## Entries provided

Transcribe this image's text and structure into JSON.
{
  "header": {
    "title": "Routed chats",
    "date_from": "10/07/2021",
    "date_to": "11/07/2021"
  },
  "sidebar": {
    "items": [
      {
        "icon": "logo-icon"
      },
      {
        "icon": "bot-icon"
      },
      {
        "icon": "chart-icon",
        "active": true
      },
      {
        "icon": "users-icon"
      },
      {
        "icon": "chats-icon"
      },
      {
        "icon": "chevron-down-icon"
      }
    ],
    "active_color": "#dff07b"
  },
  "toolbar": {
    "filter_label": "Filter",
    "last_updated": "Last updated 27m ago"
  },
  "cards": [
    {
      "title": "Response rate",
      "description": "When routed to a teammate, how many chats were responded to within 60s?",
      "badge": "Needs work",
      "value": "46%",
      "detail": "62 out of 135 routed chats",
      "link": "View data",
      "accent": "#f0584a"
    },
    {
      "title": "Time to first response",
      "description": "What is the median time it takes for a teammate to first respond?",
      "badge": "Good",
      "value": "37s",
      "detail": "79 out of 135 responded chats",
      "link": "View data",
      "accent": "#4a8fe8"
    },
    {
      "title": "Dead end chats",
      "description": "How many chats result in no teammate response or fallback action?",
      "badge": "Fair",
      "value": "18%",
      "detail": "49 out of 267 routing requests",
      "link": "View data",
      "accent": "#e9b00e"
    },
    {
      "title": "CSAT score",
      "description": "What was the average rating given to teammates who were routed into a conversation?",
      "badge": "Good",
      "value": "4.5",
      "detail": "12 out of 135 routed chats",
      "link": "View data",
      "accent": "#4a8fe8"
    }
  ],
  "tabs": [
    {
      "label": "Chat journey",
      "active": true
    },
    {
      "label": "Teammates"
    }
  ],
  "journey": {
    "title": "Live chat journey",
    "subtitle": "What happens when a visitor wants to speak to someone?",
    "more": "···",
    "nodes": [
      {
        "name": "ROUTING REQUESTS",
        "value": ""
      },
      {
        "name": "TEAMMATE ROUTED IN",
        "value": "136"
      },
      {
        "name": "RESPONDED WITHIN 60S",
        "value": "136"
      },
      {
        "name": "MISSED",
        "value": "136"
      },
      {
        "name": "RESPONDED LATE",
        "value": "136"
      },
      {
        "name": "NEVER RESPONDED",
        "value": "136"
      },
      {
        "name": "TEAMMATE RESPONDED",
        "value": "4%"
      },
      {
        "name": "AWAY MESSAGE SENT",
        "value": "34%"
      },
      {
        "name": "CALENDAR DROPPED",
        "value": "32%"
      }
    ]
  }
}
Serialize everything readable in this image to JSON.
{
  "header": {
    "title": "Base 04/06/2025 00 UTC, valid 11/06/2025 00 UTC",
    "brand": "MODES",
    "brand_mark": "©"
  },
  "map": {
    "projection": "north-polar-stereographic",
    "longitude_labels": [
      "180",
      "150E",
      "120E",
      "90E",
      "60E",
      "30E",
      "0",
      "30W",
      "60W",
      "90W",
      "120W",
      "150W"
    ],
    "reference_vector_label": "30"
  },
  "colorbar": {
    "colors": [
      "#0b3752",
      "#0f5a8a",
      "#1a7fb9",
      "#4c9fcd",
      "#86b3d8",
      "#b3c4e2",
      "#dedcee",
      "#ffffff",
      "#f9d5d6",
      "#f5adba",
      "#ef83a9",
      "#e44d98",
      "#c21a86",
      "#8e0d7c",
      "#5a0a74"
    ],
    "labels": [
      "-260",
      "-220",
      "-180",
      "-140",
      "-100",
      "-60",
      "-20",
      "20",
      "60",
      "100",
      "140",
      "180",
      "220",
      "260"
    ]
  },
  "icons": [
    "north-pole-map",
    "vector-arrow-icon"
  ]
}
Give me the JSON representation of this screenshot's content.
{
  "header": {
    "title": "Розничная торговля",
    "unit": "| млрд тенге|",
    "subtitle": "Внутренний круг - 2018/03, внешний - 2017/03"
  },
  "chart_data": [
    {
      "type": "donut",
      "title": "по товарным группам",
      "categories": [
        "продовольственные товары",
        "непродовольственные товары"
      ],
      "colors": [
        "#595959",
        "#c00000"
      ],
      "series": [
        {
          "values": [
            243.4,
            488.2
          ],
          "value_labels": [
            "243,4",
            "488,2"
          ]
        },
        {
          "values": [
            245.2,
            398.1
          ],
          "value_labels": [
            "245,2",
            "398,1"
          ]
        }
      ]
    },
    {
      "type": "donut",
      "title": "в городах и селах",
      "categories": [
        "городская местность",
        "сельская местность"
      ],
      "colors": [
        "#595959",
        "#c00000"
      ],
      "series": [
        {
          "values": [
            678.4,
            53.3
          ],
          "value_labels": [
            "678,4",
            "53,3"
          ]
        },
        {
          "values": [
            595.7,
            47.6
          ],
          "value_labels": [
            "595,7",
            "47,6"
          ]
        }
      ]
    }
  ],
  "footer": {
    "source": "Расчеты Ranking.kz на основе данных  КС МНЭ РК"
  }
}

## Task description
Reproduce all of the records exactly.

## Answer for the task
Transcribe this image's text and structure into JSON.
{
  "header": {
    "title": "Routed chats",
    "date_from": "10/07/2021",
    "date_to": "11/07/2021"
  },
  "sidebar": {
    "items": [
      {
        "icon": "logo-icon"
      },
      {
        "icon": "bot-icon"
      },
      {
        "icon": "chart-icon",
        "active": true
      },
      {
        "icon": "users-icon"
      },
      {
        "icon": "chats-icon"
      },
      {
        "icon": "chevron-down-icon"
      }
    ],
    "active_color": "#dff07b"
  },
  "toolbar": {
    "filter_label": "Filter",
    "last_updated": "Last updated 27m ago"
  },
  "cards": [
    {
      "title": "Response rate",
      "description": "When routed to a teammate, how many chats were responded to within 60s?",
      "badge": "Needs work",
      "value": "46%",
      "detail": "62 out of 135 routed chats",
      "link": "View data",
      "accent": "#f0584a"
    },
    {
      "title": "Time to first response",
      "description": "What is the median time it takes for a teammate to first respond?",
      "badge": "Good",
      "value": "37s",
      "detail": "79 out of 135 responded chats",
      "link": "View data",
      "accent": "#4a8fe8"
    },
    {
      "title": "Dead end chats",
      "description": "How many chats result in no teammate response or fallback action?",
      "badge": "Fair",
      "value": "18%",
      "detail": "49 out of 267 routing requests",
      "link": "View data",
      "accent": "#e9b00e"
    },
    {
      "title": "CSAT score",
      "description": "What was the average rating given to teammates who were routed into a conversation?",
      "badge": "Good",
      "value": "4.5",
      "detail": "12 out of 135 routed chats",
      "link": "View data",
      "accent": "#4a8fe8"
    }
  ],
  "tabs": [
    {
      "label": "Chat journey",
      "active": true
    },
    {
      "label": "Teammates"
    }
  ],
  "journey": {
    "title": "Live chat journey",
    "subtitle": "What happens when a visitor wants to speak to someone?",
    "more": "···",
    "nodes": [
      {
        "name": "ROUTING REQUESTS",
        "value": ""
      },
      {
        "name": "TEAMMATE ROUTED IN",
        "value": "136"
      },
      {
        "name": "RESPONDED WITHIN 60S",
        "value": "136"
      },
      {
        "name": "MISSED",
        "value": "136"
      },
      {
        "name": "RESPONDED LATE",
        "value": "136"
      },
      {
        "name": "NEVER RESPONDED",
        "value": "136"
      },
      {
        "name": "TEAMMATE RESPONDED",
        "value": "4%"
      },
      {
        "name": "AWAY MESSAGE SENT",
        "value": "34%"
      },
      {
        "name": "CALENDAR DROPPED",
        "value": "32%"
      }
    ]
  }
}
Serialize everything readable in this image to JSON.
{
  "header": {
    "title": "Base 04/06/2025 00 UTC, valid 11/06/2025 00 UTC",
    "brand": "MODES",
    "brand_mark": "©"
  },
  "map": {
    "projection": "north-polar-stereographic",
    "longitude_labels": [
      "180",
      "150E",
      "120E",
      "90E",
      "60E",
      "30E",
      "0",
      "30W",
      "60W",
      "90W",
      "120W",
      "150W"
    ],
    "reference_vector_label": "30"
  },
  "colorbar": {
    "colors": [
      "#0b3752",
      "#0f5a8a",
      "#1a7fb9",
      "#4c9fcd",
      "#86b3d8",
      "#b3c4e2",
      "#dedcee",
      "#ffffff",
      "#f9d5d6",
      "#f5adba",
      "#ef83a9",
      "#e44d98",
      "#c21a86",
      "#8e0d7c",
      "#5a0a74"
    ],
    "labels": [
      "-260",
      "-220",
      "-180",
      "-140",
      "-100",
      "-60",
      "-20",
      "20",
      "60",
      "100",
      "140",
      "180",
      "220",
      "260"
    ]
  },
  "icons": [
    "north-pole-map",
    "vector-arrow-icon"
  ]
}
Give me the JSON representation of this screenshot's content.
{
  "header": {
    "title": "Розничная торговля",
    "unit": "| млрд тенге|",
    "subtitle": "Внутренний круг - 2018/03, внешний - 2017/03"
  },
  "chart_data": [
    {
      "type": "donut",
      "title": "по товарным группам",
      "categories": [
        "продовольственные товары",
        "непродовольственные товары"
      ],
      "colors": [
        "#595959",
        "#c00000"
      ],
      "series": [
        {
          "values": [
            243.4,
            488.2
          ],
          "value_labels": [
            "243,4",
            "488,2"
          ]
        },
        {
          "values": [
            245.2,
            398.1
          ],
          "value_labels": [
            "245,2",
            "398,1"
          ]
        }
      ]
    },
    {
      "type": "donut",
      "title": "в городах и селах",
      "categories": [
        "городская местность",
        "сельская местность"
      ],
      "colors": [
        "#595959",
        "#c00000"
      ],
      "series": [
        {
          "values": [
            678.4,
            53.3
          ],
          "value_labels": [
            "678,4",
            "53,3"
          ]
        },
        {
          "values": [
            595.7,
            47.6
          ],
          "value_labels": [
            "595,7",
            "47,6"
          ]
        }
      ]
    }
  ],
  "footer": {
    "source": "Расчеты Ranking.kz на основе данных  КС МНЭ РК"
  }
}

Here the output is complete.